Pull every line with the word "stars" out of the entries below.

Source records
* Begin *

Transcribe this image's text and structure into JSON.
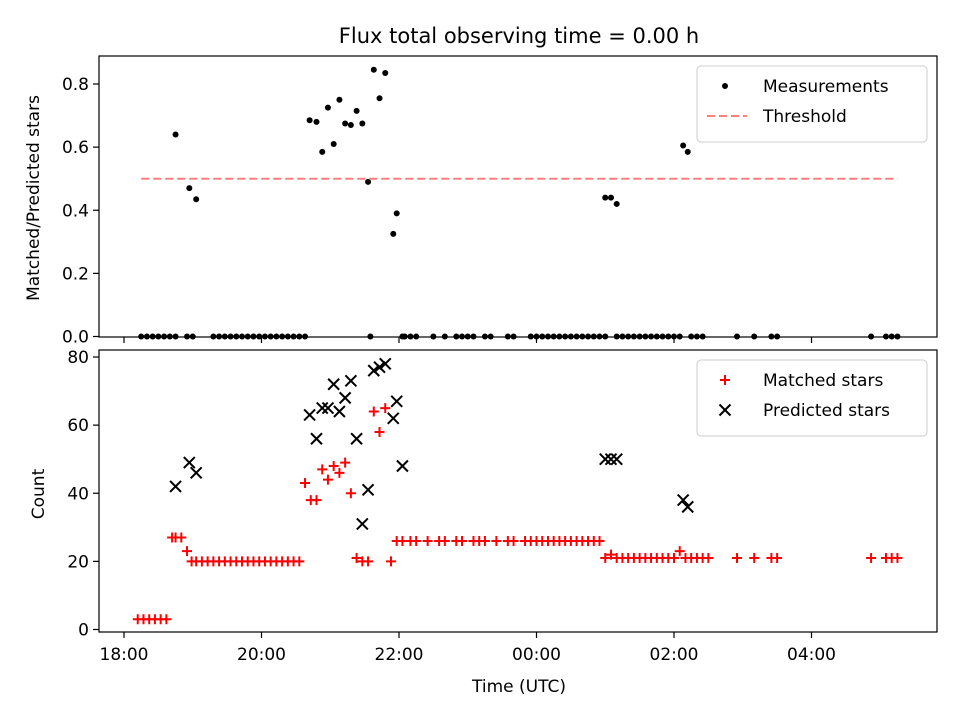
{
  "chart_data": [
    {
      "type": "scatter",
      "title": "Flux total observing time = 0.00 h",
      "xlabel": "",
      "ylabel": "Matched/Predicted stars",
      "ylim": [
        0,
        0.88
      ],
      "yticks": [
        "0.0",
        "0.2",
        "0.4",
        "0.6",
        "0.8"
      ],
      "legend_position": "top-right",
      "series": [
        {
          "name": "Measurements",
          "color": "#000000",
          "marker": "dot",
          "x": [
            "18:15",
            "18:20",
            "18:25",
            "18:30",
            "18:35",
            "18:40",
            "18:45",
            "18:55",
            "19:00",
            "19:18",
            "19:23",
            "19:28",
            "19:33",
            "19:38",
            "19:43",
            "19:48",
            "19:53",
            "19:58",
            "20:03",
            "20:08",
            "20:13",
            "20:18",
            "20:23",
            "20:28",
            "20:33",
            "20:38",
            "21:35",
            "22:05",
            "22:10",
            "22:15",
            "22:30",
            "22:40",
            "22:50",
            "22:55",
            "23:00",
            "23:05",
            "23:15",
            "23:20",
            "23:35",
            "23:40",
            "23:55",
            "00:00",
            "00:05",
            "00:10",
            "00:15",
            "00:20",
            "00:25",
            "00:30",
            "00:35",
            "00:40",
            "00:45",
            "00:50",
            "00:55",
            "01:00",
            "01:10",
            "01:15",
            "01:20",
            "01:25",
            "01:30",
            "01:35",
            "01:40",
            "01:45",
            "01:50",
            "01:55",
            "02:00",
            "02:05",
            "02:15",
            "02:20",
            "02:25",
            "02:55",
            "03:10",
            "03:25",
            "03:30",
            "04:52",
            "05:05",
            "05:10",
            "05:15",
            "18:45",
            "18:57",
            "19:03",
            "20:42",
            "20:48",
            "20:53",
            "20:58",
            "21:03",
            "21:08",
            "21:13",
            "21:18",
            "21:23",
            "21:28",
            "21:33",
            "21:38",
            "21:43",
            "21:48",
            "21:55",
            "21:58",
            "22:03",
            "01:00",
            "01:05",
            "01:10",
            "02:08",
            "02:12"
          ],
          "y": [
            0,
            0,
            0,
            0,
            0,
            0,
            0,
            0,
            0,
            0,
            0,
            0,
            0,
            0,
            0,
            0,
            0,
            0,
            0,
            0,
            0,
            0,
            0,
            0,
            0,
            0,
            0,
            0,
            0,
            0,
            0,
            0,
            0,
            0,
            0,
            0,
            0,
            0,
            0,
            0,
            0,
            0,
            0,
            0,
            0,
            0,
            0,
            0,
            0,
            0,
            0,
            0,
            0,
            0,
            0,
            0,
            0,
            0,
            0,
            0,
            0,
            0,
            0,
            0,
            0,
            0,
            0,
            0,
            0,
            0,
            0,
            0,
            0,
            0,
            0,
            0,
            0,
            0.64,
            0.47,
            0.435,
            0.685,
            0.68,
            0.585,
            0.725,
            0.61,
            0.75,
            0.675,
            0.67,
            0.715,
            0.675,
            0.49,
            0.845,
            0.755,
            0.835,
            0.325,
            0.39,
            0.0,
            0.44,
            0.44,
            0.42,
            0.605,
            0.585
          ]
        },
        {
          "name": "Threshold",
          "color": "#ff7f7f",
          "line_style": "dashed",
          "x": [
            "18:15",
            "05:15"
          ],
          "y": [
            0.5,
            0.5
          ]
        }
      ]
    },
    {
      "type": "scatter",
      "title": "",
      "xlabel": "Time (UTC)",
      "ylabel": "Count",
      "ylim": [
        -1,
        82
      ],
      "yticks": [
        "0",
        "20",
        "40",
        "60",
        "80"
      ],
      "xticks": [
        "18:00",
        "20:00",
        "22:00",
        "00:00",
        "02:00",
        "04:00"
      ],
      "legend_position": "top-right",
      "series": [
        {
          "name": "Matched stars",
          "color": "#ff0000",
          "marker": "plus",
          "x": [
            "18:12",
            "18:17",
            "18:22",
            "18:27",
            "18:32",
            "18:37",
            "18:42",
            "18:45",
            "18:50",
            "18:55",
            "18:59",
            "19:03",
            "19:08",
            "19:13",
            "19:18",
            "19:23",
            "19:28",
            "19:33",
            "19:38",
            "19:43",
            "19:48",
            "19:53",
            "19:58",
            "20:03",
            "20:08",
            "20:13",
            "20:18",
            "20:23",
            "20:28",
            "20:33",
            "20:38",
            "20:43",
            "20:48",
            "20:53",
            "20:58",
            "21:03",
            "21:08",
            "21:13",
            "21:18",
            "21:23",
            "21:28",
            "21:33",
            "21:38",
            "21:43",
            "21:48",
            "21:53",
            "21:58",
            "22:03",
            "22:10",
            "22:15",
            "22:25",
            "22:35",
            "22:40",
            "22:50",
            "22:55",
            "23:05",
            "23:10",
            "23:15",
            "23:25",
            "23:35",
            "23:40",
            "23:50",
            "23:55",
            "00:00",
            "00:05",
            "00:10",
            "00:15",
            "00:20",
            "00:25",
            "00:30",
            "00:35",
            "00:40",
            "00:45",
            "00:50",
            "00:55",
            "01:00",
            "01:05",
            "01:10",
            "01:15",
            "01:20",
            "01:25",
            "01:30",
            "01:35",
            "01:40",
            "01:45",
            "01:50",
            "01:55",
            "02:00",
            "02:05",
            "02:10",
            "02:15",
            "02:20",
            "02:25",
            "02:30",
            "02:55",
            "03:10",
            "03:25",
            "03:30",
            "04:52",
            "05:05",
            "05:10",
            "05:15"
          ],
          "y": [
            3,
            3,
            3,
            3,
            3,
            3,
            27,
            27,
            27,
            23,
            20,
            20,
            20,
            20,
            20,
            20,
            20,
            20,
            20,
            20,
            20,
            20,
            20,
            20,
            20,
            20,
            20,
            20,
            20,
            20,
            43,
            38,
            38,
            47,
            44,
            48,
            46,
            49,
            40,
            21,
            20,
            20,
            64,
            58,
            65,
            20,
            26,
            26,
            26,
            26,
            26,
            26,
            26,
            26,
            26,
            26,
            26,
            26,
            26,
            26,
            26,
            26,
            26,
            26,
            26,
            26,
            26,
            26,
            26,
            26,
            26,
            26,
            26,
            26,
            26,
            21,
            22,
            21,
            21,
            21,
            21,
            21,
            21,
            21,
            21,
            21,
            21,
            21,
            23,
            21,
            21,
            21,
            21,
            21,
            21,
            21,
            21,
            21,
            21,
            21,
            21,
            21
          ]
        },
        {
          "name": "Predicted stars",
          "color": "#000000",
          "marker": "x",
          "x": [
            "18:45",
            "18:57",
            "19:03",
            "20:42",
            "20:48",
            "20:53",
            "20:58",
            "21:03",
            "21:08",
            "21:13",
            "21:18",
            "21:23",
            "21:28",
            "21:33",
            "21:38",
            "21:43",
            "21:48",
            "21:55",
            "21:58",
            "22:03",
            "01:00",
            "01:05",
            "01:10",
            "02:08",
            "02:12"
          ],
          "y": [
            42,
            49,
            46,
            63,
            56,
            65,
            65,
            72,
            64,
            68,
            73,
            56,
            31,
            41,
            76,
            77,
            78,
            62,
            67,
            48,
            50,
            50,
            50,
            38,
            36
          ]
        }
      ]
    }
  ]
}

* End *

> _Task solution_:
      "ylabel": "Matched/Predicted stars",
          "name": "Matched stars",
          "name": "Predicted stars",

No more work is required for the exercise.